### Dataset items

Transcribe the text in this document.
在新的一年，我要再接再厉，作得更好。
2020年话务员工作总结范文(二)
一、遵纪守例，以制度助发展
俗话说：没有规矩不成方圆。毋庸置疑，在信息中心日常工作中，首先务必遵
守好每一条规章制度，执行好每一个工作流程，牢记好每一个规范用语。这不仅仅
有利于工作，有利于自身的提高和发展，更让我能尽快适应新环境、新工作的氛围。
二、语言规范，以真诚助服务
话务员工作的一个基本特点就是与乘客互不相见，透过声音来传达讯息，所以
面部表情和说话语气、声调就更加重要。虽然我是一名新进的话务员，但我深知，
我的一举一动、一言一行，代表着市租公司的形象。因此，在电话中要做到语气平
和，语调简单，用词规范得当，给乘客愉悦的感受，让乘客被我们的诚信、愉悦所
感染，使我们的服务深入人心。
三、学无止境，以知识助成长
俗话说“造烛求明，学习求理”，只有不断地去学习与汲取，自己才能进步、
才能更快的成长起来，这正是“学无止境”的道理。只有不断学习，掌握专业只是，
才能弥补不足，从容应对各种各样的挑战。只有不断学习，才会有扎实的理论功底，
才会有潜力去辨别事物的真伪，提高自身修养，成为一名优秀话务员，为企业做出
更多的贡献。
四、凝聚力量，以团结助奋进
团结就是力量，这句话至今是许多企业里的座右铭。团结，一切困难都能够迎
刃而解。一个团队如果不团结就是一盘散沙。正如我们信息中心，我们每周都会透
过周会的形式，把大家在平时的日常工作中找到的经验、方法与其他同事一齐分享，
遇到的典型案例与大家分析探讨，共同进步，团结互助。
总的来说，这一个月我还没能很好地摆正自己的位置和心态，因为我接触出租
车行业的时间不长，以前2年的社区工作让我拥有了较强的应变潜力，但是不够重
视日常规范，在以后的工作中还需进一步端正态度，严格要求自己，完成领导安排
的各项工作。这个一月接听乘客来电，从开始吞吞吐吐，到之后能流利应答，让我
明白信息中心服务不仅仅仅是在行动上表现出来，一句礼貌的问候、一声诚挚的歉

### Request
Return every line above that contains the word "学无止境".

### Output
三、学无止境，以知识助成长
才能更快的成长起来，这正是“学无止境”的道理。只有不断学习，掌握专业只是，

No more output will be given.